▸ Problem to work on
Copy out the entries exactly, from the first line to the last.

Stored entries:
..........
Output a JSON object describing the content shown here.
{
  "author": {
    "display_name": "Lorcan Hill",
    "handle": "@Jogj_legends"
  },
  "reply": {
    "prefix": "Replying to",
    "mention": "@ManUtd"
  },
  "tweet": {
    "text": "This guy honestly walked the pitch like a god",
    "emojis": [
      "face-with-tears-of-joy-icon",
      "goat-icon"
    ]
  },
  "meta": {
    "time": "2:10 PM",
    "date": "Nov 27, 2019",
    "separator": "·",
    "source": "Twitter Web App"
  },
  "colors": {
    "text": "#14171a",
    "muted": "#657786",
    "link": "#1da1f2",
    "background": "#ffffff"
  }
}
..........
▸ Correct result
Output a JSON object describing the content shown here.
{
  "author": {
    "display_name": "Lorcan Hill",
    "handle": "@Jogj_legends"
  },
  "reply": {
    "prefix": "Replying to",
    "mention": "@ManUtd"
  },
  "tweet": {
    "text": "This guy honestly walked the pitch like a god",
    "emojis": [
      "face-with-tears-of-joy-icon",
      "goat-icon"
    ]
  },
  "meta": {
    "time": "2:10 PM",
    "date": "Nov 27, 2019",
    "separator": "·",
    "source": "Twitter Web App"
  },
  "colors": {
    "text": "#14171a",
    "muted": "#657786",
    "link": "#1da1f2",
    "background": "#ffffff"
  }
}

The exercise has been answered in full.